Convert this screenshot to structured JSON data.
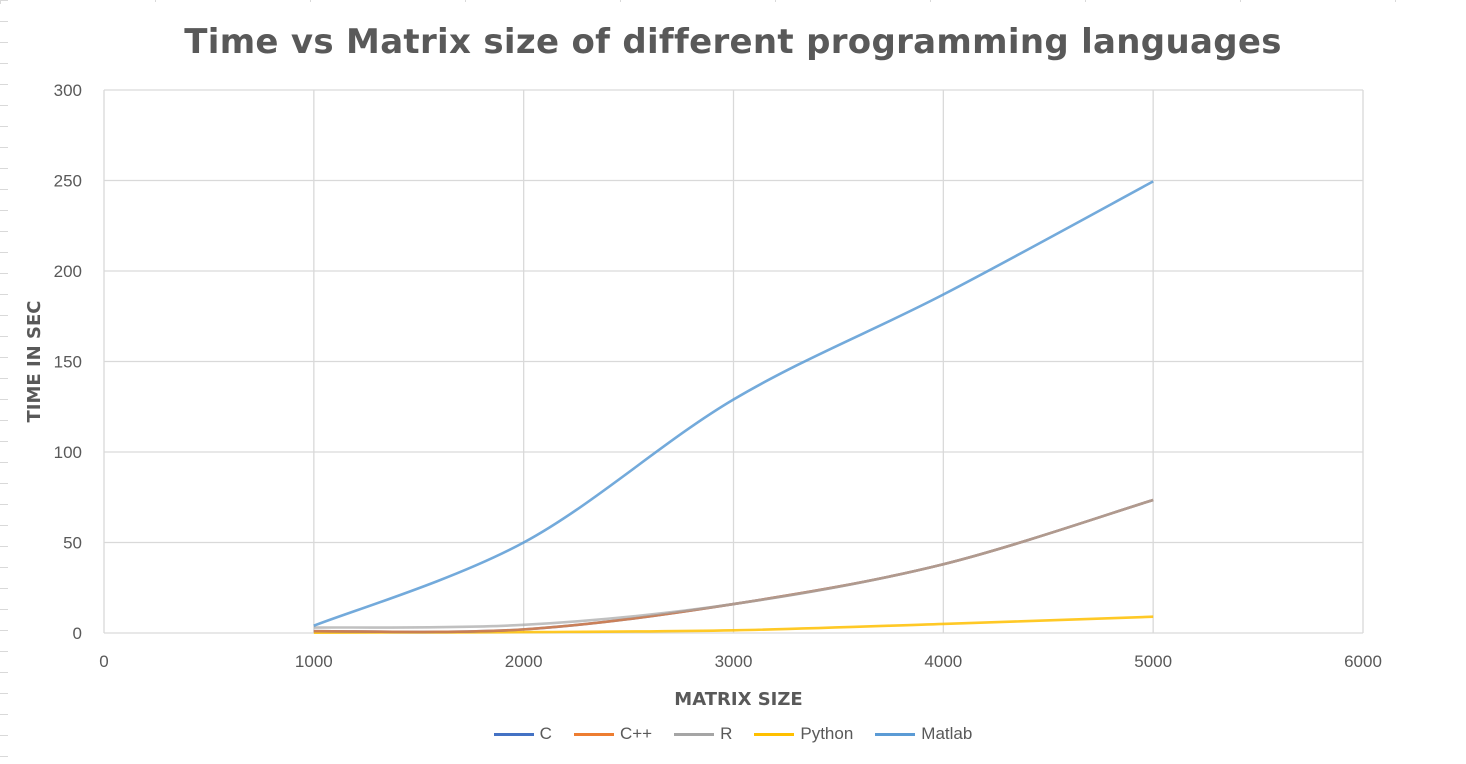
{
  "chart_data": {
    "type": "line",
    "title": "Time vs Matrix size of different programming languages",
    "xlabel": "MATRIX SIZE",
    "ylabel": "TIME IN SEC",
    "xlim": [
      0,
      6000
    ],
    "ylim": [
      0,
      300
    ],
    "x_ticks": [
      0,
      1000,
      2000,
      3000,
      4000,
      5000,
      6000
    ],
    "y_ticks": [
      0,
      50,
      100,
      150,
      200,
      250,
      300
    ],
    "grid": true,
    "legend_position": "bottom",
    "x": [
      1000,
      2000,
      3000,
      4000,
      5000
    ],
    "series": [
      {
        "name": "C",
        "color": "#4472c4",
        "values": [
          1,
          2,
          16,
          38,
          73.5
        ]
      },
      {
        "name": "C++",
        "color": "#ed7d31",
        "values": [
          1,
          2,
          16,
          38,
          73.5
        ]
      },
      {
        "name": "R",
        "color": "#a5a5a5",
        "values": [
          3,
          4.5,
          16,
          38,
          73.5
        ]
      },
      {
        "name": "Python",
        "color": "#ffc000",
        "values": [
          0.2,
          0.5,
          1.5,
          5,
          9
        ]
      },
      {
        "name": "Matlab",
        "color": "#5b9bd5",
        "values": [
          4,
          50,
          129,
          187,
          249.5
        ]
      }
    ]
  }
}
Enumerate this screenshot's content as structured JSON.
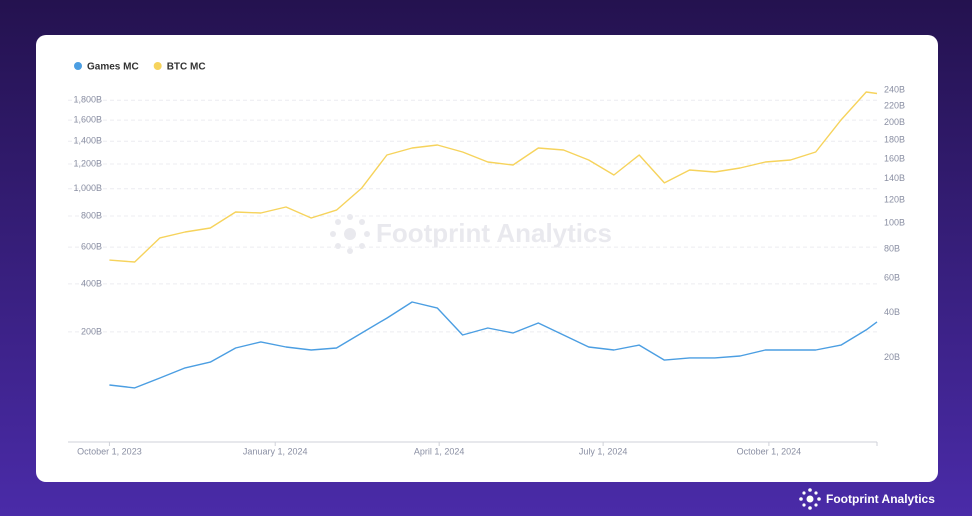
{
  "chart_data": {
    "type": "line",
    "watermark": "Footprint Analytics",
    "brand": "Footprint Analytics",
    "x": [
      "2023-10-01",
      "2023-10-15",
      "2023-10-29",
      "2023-11-12",
      "2023-11-26",
      "2023-12-10",
      "2023-12-24",
      "2024-01-07",
      "2024-01-21",
      "2024-02-04",
      "2024-02-18",
      "2024-03-03",
      "2024-03-17",
      "2024-03-31",
      "2024-04-14",
      "2024-04-28",
      "2024-05-12",
      "2024-05-26",
      "2024-06-09",
      "2024-06-23",
      "2024-07-07",
      "2024-07-21",
      "2024-08-04",
      "2024-08-18",
      "2024-09-01",
      "2024-09-15",
      "2024-09-29",
      "2024-10-13",
      "2024-10-27",
      "2024-11-10",
      "2024-11-24",
      "2024-11-30"
    ],
    "xlim": [
      "2023-09-08",
      "2024-11-30"
    ],
    "xticks": [
      {
        "value": "2023-10-01",
        "label": "October 1, 2023"
      },
      {
        "value": "2024-01-01",
        "label": "January 1, 2024"
      },
      {
        "value": "2024-04-01",
        "label": "April 1, 2024"
      },
      {
        "value": "2024-07-01",
        "label": "July 1, 2024"
      },
      {
        "value": "2024-10-01",
        "label": "October 1, 2024"
      }
    ],
    "yscale": "sqrt",
    "ylim": [
      0.5,
      1950
    ],
    "yticks": [
      {
        "value": 200,
        "label": "200B"
      },
      {
        "value": 400,
        "label": "400B"
      },
      {
        "value": 600,
        "label": "600B"
      },
      {
        "value": 800,
        "label": "800B"
      },
      {
        "value": 1000,
        "label": "1,000B"
      },
      {
        "value": 1200,
        "label": "1,200B"
      },
      {
        "value": 1400,
        "label": "1,400B"
      },
      {
        "value": 1600,
        "label": "1,600B"
      },
      {
        "value": 1800,
        "label": "1,800B"
      }
    ],
    "y2lim": [
      1,
      245
    ],
    "y2ticks": [
      {
        "value": 20,
        "label": "20B"
      },
      {
        "value": 40,
        "label": "40B"
      },
      {
        "value": 60,
        "label": "60B"
      },
      {
        "value": 80,
        "label": "80B"
      },
      {
        "value": 100,
        "label": "100B"
      },
      {
        "value": 120,
        "label": "120B"
      },
      {
        "value": 140,
        "label": "140B"
      },
      {
        "value": 160,
        "label": "160B"
      },
      {
        "value": 180,
        "label": "180B"
      },
      {
        "value": 200,
        "label": "200B"
      },
      {
        "value": 220,
        "label": "220B"
      },
      {
        "value": 240,
        "label": "240B"
      }
    ],
    "grid": true,
    "series": [
      {
        "name": "Games MC",
        "color": "#4b9ee2",
        "axis": "y2",
        "values": [
          11.2,
          10.4,
          13.2,
          16.4,
          18.4,
          23.7,
          26.2,
          24.1,
          22.9,
          23.7,
          30.1,
          37.2,
          45.7,
          42.4,
          29.2,
          32.4,
          30.1,
          34.8,
          29.2,
          24.1,
          22.9,
          24.9,
          19.1,
          19.9,
          19.9,
          20.6,
          22.9,
          22.9,
          22.9,
          24.9,
          31.5,
          35.3
        ]
      },
      {
        "name": "BTC MC",
        "color": "#f6d35c",
        "values": [
          525,
          514,
          656,
          694,
          720,
          828,
          821,
          864,
          787,
          842,
          1005,
          1277,
          1339,
          1366,
          1303,
          1217,
          1191,
          1339,
          1321,
          1234,
          1109,
          1277,
          1045,
          1150,
          1133,
          1166,
          1217,
          1234,
          1303,
          1601,
          1886,
          1870
        ]
      }
    ]
  }
}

§ **What the task asks**:
Each line above that includes "color" should be shown.

§ **Answer below**:
        "color": "#4472c4",
        "color": "#ed7d31",
        "color": "#a5a5a5",
        "color": "#ffc000",
        "color": "#5b9bd5",
        "color": "#4b9ee2",
        "color": "#f6d35c",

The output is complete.